Instructions to follow.
Among the entries below, find how many lines carry the word "JSON" and state only that figure.

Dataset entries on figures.
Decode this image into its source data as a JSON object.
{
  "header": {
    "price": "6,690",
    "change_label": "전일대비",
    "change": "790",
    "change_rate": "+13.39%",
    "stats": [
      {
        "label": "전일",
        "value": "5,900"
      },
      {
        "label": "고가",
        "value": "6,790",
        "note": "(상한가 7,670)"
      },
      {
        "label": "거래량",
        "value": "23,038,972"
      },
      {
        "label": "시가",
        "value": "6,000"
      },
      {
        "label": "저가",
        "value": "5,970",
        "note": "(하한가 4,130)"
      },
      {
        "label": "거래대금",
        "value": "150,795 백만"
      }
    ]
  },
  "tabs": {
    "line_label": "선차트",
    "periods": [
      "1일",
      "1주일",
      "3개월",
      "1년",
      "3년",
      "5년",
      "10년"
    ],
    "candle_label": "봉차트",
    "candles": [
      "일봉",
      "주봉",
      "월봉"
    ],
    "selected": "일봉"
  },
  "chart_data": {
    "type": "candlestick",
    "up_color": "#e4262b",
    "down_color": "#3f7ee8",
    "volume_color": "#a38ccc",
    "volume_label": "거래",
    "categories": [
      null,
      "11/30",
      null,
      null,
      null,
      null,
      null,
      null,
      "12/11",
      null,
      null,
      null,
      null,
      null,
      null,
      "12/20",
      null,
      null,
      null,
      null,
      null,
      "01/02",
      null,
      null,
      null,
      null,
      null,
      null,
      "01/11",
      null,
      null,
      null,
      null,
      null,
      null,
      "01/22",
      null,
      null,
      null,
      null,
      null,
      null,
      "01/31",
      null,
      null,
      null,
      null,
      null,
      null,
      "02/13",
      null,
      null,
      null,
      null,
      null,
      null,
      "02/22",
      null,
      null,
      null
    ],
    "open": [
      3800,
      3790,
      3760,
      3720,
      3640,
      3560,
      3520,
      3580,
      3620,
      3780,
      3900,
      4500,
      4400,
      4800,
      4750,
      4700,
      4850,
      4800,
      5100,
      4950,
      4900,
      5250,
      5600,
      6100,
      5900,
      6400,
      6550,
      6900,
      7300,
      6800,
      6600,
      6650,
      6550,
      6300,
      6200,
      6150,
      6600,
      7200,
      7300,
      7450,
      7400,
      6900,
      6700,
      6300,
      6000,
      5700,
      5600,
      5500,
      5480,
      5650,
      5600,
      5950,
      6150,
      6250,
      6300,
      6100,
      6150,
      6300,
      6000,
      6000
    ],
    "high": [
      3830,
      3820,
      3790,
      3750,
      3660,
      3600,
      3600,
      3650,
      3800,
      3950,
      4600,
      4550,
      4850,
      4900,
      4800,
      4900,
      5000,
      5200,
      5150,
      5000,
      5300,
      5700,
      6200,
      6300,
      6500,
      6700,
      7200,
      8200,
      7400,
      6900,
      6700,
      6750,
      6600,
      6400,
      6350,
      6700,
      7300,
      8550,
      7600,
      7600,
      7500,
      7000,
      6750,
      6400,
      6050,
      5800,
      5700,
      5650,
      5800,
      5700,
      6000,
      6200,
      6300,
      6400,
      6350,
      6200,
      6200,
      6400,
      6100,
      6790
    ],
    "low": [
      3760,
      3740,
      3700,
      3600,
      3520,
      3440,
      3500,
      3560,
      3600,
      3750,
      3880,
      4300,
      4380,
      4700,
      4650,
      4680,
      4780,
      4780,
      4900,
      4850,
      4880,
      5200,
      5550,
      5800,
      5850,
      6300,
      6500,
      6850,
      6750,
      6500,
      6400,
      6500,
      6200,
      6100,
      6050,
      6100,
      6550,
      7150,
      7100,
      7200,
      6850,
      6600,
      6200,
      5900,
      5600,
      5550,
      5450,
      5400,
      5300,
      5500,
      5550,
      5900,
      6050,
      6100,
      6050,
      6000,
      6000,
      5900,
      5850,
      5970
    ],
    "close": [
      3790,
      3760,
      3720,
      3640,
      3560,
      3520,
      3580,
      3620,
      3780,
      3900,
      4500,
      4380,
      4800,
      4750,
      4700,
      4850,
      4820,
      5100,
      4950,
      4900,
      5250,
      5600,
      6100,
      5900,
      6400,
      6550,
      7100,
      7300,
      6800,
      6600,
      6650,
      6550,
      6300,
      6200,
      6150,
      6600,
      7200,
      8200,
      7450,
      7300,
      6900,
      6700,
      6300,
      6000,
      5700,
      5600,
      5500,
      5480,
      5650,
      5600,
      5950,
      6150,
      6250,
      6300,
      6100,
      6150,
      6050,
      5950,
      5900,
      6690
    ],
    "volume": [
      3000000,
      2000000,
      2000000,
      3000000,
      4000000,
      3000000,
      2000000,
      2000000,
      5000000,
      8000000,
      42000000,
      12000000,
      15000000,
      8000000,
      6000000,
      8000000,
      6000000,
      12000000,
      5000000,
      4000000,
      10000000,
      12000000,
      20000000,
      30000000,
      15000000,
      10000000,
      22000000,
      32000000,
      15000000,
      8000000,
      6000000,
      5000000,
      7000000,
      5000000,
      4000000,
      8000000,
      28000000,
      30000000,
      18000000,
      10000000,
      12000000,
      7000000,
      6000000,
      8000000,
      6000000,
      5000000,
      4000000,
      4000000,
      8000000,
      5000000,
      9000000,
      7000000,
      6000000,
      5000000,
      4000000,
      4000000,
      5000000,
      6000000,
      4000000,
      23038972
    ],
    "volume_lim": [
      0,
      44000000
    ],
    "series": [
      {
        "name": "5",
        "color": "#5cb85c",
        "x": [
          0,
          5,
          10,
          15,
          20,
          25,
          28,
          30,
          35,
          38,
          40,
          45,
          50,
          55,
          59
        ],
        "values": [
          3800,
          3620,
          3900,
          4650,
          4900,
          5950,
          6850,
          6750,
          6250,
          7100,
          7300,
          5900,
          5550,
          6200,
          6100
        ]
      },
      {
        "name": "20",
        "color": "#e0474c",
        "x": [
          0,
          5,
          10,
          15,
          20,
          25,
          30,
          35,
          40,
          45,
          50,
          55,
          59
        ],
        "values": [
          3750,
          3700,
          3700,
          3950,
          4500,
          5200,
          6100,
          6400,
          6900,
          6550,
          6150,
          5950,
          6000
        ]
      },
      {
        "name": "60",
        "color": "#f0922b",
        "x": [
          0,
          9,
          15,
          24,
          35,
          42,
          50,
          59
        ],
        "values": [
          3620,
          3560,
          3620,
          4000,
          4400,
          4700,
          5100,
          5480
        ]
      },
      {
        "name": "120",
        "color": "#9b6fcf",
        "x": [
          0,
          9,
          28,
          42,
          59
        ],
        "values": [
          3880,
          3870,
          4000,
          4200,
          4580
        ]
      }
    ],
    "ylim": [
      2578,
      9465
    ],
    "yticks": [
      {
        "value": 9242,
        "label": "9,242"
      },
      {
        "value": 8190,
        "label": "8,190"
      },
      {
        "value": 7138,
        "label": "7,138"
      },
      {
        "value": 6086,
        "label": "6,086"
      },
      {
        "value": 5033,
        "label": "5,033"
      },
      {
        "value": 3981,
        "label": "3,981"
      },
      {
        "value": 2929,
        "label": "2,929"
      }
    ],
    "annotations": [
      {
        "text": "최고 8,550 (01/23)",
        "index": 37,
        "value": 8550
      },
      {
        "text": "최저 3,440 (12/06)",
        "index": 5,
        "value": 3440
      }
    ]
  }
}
---
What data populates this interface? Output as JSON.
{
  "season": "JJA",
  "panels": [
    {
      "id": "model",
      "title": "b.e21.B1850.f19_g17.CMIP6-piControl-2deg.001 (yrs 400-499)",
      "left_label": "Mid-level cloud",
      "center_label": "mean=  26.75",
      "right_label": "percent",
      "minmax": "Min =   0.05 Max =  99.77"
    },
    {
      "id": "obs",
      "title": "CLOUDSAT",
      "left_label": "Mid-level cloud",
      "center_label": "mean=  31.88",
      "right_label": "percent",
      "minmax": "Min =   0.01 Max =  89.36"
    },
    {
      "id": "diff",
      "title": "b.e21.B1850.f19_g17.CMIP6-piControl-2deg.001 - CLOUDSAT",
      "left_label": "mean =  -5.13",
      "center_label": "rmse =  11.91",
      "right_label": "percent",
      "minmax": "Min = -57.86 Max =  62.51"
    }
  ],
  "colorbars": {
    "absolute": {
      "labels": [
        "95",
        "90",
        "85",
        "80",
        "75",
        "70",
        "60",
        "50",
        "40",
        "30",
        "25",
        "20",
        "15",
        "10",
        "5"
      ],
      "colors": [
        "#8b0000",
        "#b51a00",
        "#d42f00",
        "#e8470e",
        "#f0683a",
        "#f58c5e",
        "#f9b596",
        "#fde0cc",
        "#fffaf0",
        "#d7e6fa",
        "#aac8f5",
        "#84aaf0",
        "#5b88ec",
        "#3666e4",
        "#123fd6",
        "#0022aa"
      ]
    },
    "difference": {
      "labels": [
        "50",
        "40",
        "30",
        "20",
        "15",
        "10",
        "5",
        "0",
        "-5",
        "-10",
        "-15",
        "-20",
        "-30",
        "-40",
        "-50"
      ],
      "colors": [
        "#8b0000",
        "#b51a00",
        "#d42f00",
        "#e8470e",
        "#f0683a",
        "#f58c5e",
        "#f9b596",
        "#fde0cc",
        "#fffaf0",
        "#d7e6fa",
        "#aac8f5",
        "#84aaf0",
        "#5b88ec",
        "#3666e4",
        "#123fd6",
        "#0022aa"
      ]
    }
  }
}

Exercise answer.
2